PROBLEM -> Can you pull out each line of the data below that includes the word "move"?

RECORDS SUPPLIED ->
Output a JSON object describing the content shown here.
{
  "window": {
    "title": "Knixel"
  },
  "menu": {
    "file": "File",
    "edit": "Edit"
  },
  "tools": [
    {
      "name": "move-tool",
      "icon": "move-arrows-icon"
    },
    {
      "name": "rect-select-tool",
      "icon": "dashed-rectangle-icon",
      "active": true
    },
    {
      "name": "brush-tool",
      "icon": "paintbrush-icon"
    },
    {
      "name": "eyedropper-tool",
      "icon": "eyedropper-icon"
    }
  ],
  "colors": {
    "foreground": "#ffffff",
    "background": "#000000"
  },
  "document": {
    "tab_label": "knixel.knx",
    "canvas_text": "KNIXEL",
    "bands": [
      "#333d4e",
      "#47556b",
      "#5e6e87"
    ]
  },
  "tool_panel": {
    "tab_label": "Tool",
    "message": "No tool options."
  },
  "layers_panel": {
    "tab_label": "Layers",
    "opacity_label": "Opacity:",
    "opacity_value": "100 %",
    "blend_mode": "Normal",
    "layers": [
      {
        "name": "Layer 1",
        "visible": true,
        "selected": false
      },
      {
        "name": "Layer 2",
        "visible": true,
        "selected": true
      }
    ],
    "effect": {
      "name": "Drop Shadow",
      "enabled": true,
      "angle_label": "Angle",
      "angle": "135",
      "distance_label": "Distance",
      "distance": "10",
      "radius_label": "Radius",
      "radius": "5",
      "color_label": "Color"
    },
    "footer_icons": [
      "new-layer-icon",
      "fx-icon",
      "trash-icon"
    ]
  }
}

TASK OUTPUT ->
      "name": "move-tool",
      "icon": "move-arrows-icon"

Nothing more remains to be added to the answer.